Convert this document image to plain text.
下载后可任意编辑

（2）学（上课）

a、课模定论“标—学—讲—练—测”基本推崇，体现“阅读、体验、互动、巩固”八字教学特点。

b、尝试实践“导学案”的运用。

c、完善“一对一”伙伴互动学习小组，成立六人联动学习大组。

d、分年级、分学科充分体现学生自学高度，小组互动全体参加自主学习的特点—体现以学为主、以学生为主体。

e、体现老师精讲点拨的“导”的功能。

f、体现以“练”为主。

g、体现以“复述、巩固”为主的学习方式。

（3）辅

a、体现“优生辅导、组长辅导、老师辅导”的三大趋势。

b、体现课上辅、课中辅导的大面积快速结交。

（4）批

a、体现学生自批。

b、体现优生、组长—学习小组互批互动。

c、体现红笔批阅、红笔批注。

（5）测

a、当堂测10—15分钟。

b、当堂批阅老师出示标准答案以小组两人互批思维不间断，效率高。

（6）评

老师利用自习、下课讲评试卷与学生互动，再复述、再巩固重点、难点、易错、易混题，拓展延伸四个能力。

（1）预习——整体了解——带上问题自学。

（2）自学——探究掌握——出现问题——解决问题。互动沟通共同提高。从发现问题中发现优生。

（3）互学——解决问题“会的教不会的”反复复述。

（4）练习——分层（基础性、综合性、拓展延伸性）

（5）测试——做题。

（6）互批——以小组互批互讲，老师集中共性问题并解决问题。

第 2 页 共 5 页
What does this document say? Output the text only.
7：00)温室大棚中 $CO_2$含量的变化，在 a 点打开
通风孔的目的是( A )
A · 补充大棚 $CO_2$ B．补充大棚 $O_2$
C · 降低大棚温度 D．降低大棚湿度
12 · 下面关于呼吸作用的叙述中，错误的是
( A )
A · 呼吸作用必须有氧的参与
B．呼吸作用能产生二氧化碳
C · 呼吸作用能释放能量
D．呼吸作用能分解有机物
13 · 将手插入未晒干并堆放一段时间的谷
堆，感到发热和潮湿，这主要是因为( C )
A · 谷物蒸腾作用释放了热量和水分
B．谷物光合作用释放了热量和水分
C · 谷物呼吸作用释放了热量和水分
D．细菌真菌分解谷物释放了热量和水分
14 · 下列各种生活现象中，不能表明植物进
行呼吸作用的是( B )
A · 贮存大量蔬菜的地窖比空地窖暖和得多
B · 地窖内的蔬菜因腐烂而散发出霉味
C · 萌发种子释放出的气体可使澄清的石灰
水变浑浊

· · ·

REQUIRED TASK: Print the material above once more, exactly.

SOLUTION TO THE EXERCISE:
Convert this document image to plain text.
下载后可任意编辑

（2）学（上课）

a、课模定论“标—学—讲—练—测”基本推崇，体现“阅读、体验、互动、巩固”八字教学特点。

b、尝试实践“导学案”的运用。

c、完善“一对一”伙伴互动学习小组，成立六人联动学习大组。

d、分年级、分学科充分体现学生自学高度，小组互动全体参加自主学习的特点—体现以学为主、以学生为主体。

e、体现老师精讲点拨的“导”的功能。

f、体现以“练”为主。

g、体现以“复述、巩固”为主的学习方式。

（3）辅

a、体现“优生辅导、组长辅导、老师辅导”的三大趋势。

b、体现课上辅、课中辅导的大面积快速结交。

（4）批

a、体现学生自批。

b、体现优生、组长—学习小组互批互动。

c、体现红笔批阅、红笔批注。

（5）测

a、当堂测10—15分钟。

b、当堂批阅老师出示标准答案以小组两人互批思维不间断，效率高。

（6）评

老师利用自习、下课讲评试卷与学生互动，再复述、再巩固重点、难点、易错、易混题，拓展延伸四个能力。

（1）预习——整体了解——带上问题自学。

（2）自学——探究掌握——出现问题——解决问题。互动沟通共同提高。从发现问题中发现优生。

（3）互学——解决问题“会的教不会的”反复复述。

（4）练习——分层（基础性、综合性、拓展延伸性）

（5）测试——做题。

（6）互批——以小组互批互讲，老师集中共性问题并解决问题。

第 2 页 共 5 页
What does this document say? Output the text only.
7：00)温室大棚中 $CO_2$含量的变化，在 a 点打开
通风孔的目的是( A )
A · 补充大棚 $CO_2$ B．补充大棚 $O_2$
C · 降低大棚温度 D．降低大棚湿度
12 · 下面关于呼吸作用的叙述中，错误的是
( A )
A · 呼吸作用必须有氧的参与
B．呼吸作用能产生二氧化碳
C · 呼吸作用能释放能量
D．呼吸作用能分解有机物
13 · 将手插入未晒干并堆放一段时间的谷
堆，感到发热和潮湿，这主要是因为( C )
A · 谷物蒸腾作用释放了热量和水分
B．谷物光合作用释放了热量和水分
C · 谷物呼吸作用释放了热量和水分
D．细菌真菌分解谷物释放了热量和水分
14 · 下列各种生活现象中，不能表明植物进
行呼吸作用的是( B )
A · 贮存大量蔬菜的地窖比空地窖暖和得多
B · 地窖内的蔬菜因腐烂而散发出霉味
C · 萌发种子释放出的气体可使澄清的石灰
水变浑浊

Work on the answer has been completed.